-- BEGIN Dataset extract --

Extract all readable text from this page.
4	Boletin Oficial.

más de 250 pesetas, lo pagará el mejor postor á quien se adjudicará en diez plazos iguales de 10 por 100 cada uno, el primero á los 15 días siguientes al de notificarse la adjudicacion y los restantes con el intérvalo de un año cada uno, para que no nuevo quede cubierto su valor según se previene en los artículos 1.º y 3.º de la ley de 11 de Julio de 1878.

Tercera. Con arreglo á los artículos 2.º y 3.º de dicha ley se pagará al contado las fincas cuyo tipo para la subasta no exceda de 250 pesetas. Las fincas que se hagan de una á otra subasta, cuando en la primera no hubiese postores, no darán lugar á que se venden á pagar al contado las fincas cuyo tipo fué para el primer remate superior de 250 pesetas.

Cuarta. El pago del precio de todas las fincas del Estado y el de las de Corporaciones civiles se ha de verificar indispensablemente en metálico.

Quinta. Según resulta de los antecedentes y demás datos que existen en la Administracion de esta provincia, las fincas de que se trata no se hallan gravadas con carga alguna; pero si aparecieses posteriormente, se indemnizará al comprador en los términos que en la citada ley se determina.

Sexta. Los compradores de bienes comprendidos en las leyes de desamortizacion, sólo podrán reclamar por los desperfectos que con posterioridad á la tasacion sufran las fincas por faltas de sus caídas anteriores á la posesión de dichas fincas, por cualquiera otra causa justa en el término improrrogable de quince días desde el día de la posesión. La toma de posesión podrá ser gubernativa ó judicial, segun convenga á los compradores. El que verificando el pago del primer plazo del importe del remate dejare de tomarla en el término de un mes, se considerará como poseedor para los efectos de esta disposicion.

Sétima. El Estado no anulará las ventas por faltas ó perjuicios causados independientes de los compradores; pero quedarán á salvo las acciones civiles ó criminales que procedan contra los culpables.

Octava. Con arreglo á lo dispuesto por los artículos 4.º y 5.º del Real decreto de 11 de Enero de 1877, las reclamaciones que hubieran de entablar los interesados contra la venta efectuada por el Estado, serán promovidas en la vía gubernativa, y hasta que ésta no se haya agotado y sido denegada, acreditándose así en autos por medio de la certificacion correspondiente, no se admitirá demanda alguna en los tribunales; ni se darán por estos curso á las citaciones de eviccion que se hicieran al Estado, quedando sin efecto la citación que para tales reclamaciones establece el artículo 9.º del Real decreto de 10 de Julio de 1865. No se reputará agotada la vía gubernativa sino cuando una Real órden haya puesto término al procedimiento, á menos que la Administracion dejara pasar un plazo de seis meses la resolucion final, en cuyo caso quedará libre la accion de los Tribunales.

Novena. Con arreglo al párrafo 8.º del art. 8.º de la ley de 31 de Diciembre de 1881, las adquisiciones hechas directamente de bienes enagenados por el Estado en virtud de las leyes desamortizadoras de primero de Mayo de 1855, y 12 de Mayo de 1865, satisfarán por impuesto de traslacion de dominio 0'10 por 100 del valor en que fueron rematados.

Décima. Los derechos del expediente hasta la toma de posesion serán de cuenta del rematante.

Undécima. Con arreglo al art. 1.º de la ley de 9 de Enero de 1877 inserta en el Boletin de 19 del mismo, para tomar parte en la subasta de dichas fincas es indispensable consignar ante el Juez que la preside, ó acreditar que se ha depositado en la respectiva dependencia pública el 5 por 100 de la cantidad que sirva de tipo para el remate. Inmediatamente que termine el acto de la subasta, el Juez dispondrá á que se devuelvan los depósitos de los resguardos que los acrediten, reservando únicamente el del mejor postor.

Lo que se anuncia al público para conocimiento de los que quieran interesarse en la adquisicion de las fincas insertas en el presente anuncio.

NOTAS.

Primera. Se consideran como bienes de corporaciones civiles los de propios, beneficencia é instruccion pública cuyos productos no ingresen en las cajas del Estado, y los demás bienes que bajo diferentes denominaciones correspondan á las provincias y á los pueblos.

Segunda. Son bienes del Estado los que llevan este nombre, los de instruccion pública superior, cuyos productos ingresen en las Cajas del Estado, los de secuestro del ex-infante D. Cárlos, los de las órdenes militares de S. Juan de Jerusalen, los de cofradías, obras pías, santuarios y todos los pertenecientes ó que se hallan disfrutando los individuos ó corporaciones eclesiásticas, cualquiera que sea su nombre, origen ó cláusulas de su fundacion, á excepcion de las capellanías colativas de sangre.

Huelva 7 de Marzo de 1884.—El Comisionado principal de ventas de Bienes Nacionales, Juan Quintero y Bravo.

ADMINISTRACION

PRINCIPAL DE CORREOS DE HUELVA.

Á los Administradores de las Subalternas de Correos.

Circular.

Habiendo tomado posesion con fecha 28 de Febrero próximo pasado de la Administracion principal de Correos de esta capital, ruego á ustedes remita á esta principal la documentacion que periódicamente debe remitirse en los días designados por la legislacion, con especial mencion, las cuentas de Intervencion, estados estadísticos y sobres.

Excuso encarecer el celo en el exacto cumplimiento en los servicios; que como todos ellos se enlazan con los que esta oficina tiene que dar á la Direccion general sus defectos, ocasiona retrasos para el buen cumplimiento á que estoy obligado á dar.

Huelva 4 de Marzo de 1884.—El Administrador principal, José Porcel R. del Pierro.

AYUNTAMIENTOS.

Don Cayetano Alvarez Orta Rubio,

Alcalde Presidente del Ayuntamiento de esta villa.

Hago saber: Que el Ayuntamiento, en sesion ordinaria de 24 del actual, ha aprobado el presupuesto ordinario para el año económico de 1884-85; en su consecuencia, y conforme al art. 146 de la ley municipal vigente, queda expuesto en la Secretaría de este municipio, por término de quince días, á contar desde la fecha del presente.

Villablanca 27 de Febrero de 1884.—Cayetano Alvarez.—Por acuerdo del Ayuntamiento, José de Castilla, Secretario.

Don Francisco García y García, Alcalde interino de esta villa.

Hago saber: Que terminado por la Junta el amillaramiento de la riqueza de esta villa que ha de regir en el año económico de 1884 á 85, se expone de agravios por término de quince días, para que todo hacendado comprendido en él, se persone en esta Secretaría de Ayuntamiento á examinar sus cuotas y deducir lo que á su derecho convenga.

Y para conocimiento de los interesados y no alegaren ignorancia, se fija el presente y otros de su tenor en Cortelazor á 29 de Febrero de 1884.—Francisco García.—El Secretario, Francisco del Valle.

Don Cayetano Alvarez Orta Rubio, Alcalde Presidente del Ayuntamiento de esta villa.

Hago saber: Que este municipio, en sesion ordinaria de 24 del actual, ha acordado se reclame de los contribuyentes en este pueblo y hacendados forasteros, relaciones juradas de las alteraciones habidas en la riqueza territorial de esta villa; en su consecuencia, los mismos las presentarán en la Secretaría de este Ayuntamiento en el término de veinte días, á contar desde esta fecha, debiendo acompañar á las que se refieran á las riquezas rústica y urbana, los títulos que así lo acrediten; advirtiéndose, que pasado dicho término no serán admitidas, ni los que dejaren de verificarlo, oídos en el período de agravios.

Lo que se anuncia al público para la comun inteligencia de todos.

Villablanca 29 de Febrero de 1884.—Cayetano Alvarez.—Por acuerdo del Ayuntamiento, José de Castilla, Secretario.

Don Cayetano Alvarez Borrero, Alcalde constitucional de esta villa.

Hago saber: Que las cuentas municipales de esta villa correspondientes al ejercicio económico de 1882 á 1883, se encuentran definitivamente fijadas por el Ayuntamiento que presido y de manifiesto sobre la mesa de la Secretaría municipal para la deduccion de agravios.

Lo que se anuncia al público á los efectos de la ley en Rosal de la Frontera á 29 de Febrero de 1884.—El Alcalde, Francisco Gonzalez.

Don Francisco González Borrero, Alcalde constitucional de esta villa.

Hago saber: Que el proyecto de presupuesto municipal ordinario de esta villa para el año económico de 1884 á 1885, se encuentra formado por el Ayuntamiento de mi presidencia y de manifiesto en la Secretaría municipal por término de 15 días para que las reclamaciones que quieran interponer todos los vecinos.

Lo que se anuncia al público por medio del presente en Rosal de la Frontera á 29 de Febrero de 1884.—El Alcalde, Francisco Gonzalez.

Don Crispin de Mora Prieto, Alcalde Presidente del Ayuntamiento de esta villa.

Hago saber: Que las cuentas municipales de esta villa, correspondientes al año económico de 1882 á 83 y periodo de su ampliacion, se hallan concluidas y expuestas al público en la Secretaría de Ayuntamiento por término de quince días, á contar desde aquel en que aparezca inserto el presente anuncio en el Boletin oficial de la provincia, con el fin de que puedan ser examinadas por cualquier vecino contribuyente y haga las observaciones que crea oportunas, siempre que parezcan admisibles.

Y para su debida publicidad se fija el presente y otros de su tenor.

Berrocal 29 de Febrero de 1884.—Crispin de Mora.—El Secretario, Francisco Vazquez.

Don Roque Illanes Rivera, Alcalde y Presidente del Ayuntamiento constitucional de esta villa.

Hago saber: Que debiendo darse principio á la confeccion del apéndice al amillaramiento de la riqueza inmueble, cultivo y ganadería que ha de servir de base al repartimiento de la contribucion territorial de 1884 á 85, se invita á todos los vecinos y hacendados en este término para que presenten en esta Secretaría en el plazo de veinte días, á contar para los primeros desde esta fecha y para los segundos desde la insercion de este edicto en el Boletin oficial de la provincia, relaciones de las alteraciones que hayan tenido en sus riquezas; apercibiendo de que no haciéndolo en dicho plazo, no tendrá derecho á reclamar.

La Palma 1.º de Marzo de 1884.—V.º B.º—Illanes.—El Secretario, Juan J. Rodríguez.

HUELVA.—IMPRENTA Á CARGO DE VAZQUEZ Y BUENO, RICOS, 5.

-- END Dataset extract --

**Instruction:** Take every line above carrying "cualquiera" and return it.

**Solution below:**
Sexta. Los compradores de bienes comprendidos en las leyes de desamortizacion, sólo podrán reclamar por los desperfectos que con posterioridad á la tasacion sufran las fincas por faltas de sus caídas anteriores á la posesión de dichas fincas, por cualquiera otra causa justa en el término improrrogable de quince días desde el día de la posesión. La toma de posesión podrá ser gubernativa ó judicial, segun convenga á los compradores. El que verificando el pago del primer plazo del importe del remate dejare de tomarla en el término de un mes, se considerará como poseedor para los efectos de esta disposicion.
Segunda. Son bienes del Estado los que llevan este nombre, los de instruccion pública superior, cuyos productos ingresen en las Cajas del Estado, los de secuestro del ex-infante D. Cárlos, los de las órdenes militares de S. Juan de Jerusalen, los de cofradías, obras pías, santuarios y todos los pertenecientes ó que se hallan disfrutando los individuos ó corporaciones eclesiásticas, cualquiera que sea su nombre, origen ó cláusulas de su fundacion, á excepcion de las capellanías colativas de sangre.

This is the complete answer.